_Directive 1_. In the Fastor description, translate this sentence into Spanish: "Some of these functionalities are non-existent in other available C++ ET linear algebra libraries."

_Page excerpt_.
Fastor is a smart stack-based high performance tensor (multi-dimensional array) library written in modern C++ [C++11/14/17] with powerful in-built tensor algebraic functionalities (tensor contraction, permutation, reductions, special tensor groups etc). Designed as a generic multi-dimensional tensor algebra library, Fastor also incorporates domain specific features for tensor contraction algorithms typically arising in classical mechanics, in particular, in finite element analysis. There are multiple paradigms that Fastor exploits:
- Operation minimisation/Low FLOP/Complexity reducing Algorithms: Fastor relies on an extremely smart and domain-aware Expression Template (ET) engine that can not only perform lazy evaluations and operator chaining but can also perform sophisticated mathematical transformation or compile time graph optimisation or both to reduce the complexity of evaluation of expressions by orders of magnitude. Some of these functionalities are non-existent in other available C++ ET linear algebra libraries.

_Dataset entries_.
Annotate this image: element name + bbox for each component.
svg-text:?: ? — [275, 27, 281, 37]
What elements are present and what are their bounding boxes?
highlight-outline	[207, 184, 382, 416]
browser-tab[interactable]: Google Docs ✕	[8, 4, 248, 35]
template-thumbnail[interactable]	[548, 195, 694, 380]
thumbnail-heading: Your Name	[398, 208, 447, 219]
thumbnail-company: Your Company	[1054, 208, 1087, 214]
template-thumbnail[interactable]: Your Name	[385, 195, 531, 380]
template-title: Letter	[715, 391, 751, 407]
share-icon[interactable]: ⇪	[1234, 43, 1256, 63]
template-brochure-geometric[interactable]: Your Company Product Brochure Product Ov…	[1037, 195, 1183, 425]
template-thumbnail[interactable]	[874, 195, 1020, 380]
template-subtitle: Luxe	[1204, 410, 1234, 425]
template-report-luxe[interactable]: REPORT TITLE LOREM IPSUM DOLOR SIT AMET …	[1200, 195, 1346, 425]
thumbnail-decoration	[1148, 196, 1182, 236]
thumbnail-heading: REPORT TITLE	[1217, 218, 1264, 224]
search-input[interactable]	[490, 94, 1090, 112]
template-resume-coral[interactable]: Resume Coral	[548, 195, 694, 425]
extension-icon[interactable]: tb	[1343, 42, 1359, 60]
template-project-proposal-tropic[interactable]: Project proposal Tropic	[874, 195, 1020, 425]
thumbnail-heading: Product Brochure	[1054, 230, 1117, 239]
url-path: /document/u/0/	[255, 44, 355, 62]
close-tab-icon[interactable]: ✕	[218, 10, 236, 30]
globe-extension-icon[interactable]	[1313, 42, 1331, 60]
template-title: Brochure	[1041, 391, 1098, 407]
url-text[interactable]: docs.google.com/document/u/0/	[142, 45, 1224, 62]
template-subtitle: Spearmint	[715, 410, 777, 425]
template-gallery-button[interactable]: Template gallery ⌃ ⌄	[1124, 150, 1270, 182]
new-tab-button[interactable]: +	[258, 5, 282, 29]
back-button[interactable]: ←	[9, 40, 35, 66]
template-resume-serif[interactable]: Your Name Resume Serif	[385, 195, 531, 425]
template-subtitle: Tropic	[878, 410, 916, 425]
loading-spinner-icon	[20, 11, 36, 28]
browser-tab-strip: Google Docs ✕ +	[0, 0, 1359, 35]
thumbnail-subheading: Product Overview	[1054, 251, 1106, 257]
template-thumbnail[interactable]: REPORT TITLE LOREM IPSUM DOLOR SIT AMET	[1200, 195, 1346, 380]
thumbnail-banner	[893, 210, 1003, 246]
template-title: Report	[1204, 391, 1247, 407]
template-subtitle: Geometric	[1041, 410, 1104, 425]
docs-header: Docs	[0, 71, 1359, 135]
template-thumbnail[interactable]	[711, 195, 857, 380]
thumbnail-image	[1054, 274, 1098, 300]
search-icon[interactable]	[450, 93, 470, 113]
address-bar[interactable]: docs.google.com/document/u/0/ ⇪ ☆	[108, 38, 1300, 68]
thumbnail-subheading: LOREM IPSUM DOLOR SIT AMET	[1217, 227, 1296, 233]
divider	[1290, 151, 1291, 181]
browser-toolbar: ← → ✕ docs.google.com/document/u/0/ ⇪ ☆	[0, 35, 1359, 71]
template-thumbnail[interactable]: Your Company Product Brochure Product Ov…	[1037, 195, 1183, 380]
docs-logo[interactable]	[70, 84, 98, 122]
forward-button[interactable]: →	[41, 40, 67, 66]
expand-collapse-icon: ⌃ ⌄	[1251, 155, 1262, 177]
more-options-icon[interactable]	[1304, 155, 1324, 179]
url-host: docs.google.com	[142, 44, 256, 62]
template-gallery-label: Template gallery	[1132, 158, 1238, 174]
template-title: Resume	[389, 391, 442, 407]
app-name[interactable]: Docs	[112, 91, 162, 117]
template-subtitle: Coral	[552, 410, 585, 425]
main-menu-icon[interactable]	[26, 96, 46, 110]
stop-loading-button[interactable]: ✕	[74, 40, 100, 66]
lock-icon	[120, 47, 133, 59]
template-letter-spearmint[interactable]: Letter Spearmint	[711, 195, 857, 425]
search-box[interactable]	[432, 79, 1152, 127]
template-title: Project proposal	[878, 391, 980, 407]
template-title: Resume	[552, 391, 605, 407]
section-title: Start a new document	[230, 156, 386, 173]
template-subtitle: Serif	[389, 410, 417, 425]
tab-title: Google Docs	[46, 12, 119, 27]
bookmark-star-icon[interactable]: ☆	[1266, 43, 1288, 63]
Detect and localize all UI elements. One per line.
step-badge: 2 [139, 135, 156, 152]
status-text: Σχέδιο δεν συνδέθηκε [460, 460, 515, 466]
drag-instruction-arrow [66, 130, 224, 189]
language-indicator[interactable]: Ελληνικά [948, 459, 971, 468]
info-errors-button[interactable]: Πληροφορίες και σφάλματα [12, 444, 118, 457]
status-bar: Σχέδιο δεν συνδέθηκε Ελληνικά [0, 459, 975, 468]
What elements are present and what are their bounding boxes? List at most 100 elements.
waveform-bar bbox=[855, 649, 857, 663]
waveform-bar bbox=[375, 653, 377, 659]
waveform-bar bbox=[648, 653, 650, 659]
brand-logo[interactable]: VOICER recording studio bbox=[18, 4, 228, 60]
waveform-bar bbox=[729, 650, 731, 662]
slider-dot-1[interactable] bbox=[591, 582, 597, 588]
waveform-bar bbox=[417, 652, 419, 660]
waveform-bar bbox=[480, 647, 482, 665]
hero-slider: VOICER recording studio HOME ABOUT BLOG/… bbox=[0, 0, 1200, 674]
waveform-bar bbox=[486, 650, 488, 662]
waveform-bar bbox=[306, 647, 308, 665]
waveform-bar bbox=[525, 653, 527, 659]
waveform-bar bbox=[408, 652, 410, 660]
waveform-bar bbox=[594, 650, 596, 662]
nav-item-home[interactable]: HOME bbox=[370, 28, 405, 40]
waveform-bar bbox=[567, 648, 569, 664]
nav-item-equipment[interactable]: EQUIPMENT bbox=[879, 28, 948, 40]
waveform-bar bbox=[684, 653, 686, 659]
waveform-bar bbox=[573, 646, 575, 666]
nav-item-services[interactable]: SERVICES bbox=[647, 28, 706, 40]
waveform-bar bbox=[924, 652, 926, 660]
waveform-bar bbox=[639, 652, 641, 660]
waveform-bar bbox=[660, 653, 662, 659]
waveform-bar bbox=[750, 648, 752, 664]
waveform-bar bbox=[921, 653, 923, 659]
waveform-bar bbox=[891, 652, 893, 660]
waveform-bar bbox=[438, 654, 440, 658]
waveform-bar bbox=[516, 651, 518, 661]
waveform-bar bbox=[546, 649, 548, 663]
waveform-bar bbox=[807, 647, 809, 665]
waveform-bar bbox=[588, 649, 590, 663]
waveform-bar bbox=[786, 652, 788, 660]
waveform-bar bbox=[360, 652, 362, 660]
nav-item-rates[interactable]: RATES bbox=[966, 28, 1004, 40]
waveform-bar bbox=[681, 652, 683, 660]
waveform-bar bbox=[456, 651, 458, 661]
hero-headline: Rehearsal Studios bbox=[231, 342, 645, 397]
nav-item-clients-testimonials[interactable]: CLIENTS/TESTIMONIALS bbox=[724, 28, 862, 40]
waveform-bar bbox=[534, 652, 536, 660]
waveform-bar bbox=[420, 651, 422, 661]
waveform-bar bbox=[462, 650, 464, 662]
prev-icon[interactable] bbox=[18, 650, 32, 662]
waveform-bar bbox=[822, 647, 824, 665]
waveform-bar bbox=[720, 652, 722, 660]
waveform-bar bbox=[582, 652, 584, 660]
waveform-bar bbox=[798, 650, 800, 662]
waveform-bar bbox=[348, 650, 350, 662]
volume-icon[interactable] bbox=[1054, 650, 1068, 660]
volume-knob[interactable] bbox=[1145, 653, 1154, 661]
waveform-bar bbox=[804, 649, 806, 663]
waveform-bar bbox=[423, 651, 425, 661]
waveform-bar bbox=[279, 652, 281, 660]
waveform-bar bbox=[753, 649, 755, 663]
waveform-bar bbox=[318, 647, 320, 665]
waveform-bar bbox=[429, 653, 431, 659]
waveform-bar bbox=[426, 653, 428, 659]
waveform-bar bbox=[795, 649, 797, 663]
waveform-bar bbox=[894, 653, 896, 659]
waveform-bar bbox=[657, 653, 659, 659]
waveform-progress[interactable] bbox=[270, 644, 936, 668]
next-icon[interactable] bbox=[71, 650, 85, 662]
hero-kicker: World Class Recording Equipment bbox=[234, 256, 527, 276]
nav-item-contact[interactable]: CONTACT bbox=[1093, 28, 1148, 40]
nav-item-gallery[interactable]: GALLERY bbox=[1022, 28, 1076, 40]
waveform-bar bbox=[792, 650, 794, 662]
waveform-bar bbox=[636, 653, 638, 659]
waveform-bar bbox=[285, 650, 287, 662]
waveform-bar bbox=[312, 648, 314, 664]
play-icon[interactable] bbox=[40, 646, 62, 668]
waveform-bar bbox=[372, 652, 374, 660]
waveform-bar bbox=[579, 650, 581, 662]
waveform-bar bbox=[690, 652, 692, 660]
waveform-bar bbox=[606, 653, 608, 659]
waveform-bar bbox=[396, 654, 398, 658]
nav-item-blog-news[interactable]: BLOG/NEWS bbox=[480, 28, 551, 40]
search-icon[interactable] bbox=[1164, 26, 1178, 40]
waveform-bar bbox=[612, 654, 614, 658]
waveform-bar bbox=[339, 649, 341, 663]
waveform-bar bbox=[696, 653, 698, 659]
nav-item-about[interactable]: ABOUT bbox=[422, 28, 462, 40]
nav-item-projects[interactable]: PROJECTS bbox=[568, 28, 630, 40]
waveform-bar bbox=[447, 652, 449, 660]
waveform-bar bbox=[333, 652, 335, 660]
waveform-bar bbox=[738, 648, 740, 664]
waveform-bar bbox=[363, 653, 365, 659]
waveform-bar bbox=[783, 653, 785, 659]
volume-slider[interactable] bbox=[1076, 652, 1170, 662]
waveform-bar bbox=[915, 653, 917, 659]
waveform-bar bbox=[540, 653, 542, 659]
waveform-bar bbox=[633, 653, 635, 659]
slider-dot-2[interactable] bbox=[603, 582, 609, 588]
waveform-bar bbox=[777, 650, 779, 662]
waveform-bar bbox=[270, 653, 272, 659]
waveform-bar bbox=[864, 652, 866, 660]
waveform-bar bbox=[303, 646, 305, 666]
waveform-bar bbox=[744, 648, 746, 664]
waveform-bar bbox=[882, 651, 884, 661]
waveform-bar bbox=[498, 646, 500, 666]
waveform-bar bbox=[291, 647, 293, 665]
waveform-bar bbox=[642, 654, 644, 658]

_Directive 2_. Rename "template-thumbnail" to "template-card" in the records, starting at the first line of the records and ending at the line that contains "43, 1256, 63]". Leave everything else unchanged.

_Complete output 1_. Algunas de estas funcionalidades no existen en otras bibliotecas de álgebra lineal ET de C++ disponibles.

_Complete output 2_.
Annotate this image: element name + bbox for each component.
svg-text:?: ? — [275, 27, 281, 37]
What elements are present and what are their bounding boxes?
highlight-outline	[207, 184, 382, 416]
browser-tab[interactable]: Google Docs ✕	[8, 4, 248, 35]
template-card[interactable]	[548, 195, 694, 380]
thumbnail-heading: Your Name	[398, 208, 447, 219]
thumbnail-company: Your Company	[1054, 208, 1087, 214]
template-card[interactable]: Your Name	[385, 195, 531, 380]
template-title: Letter	[715, 391, 751, 407]
share-icon[interactable]: ⇪	[1234, 43, 1256, 63]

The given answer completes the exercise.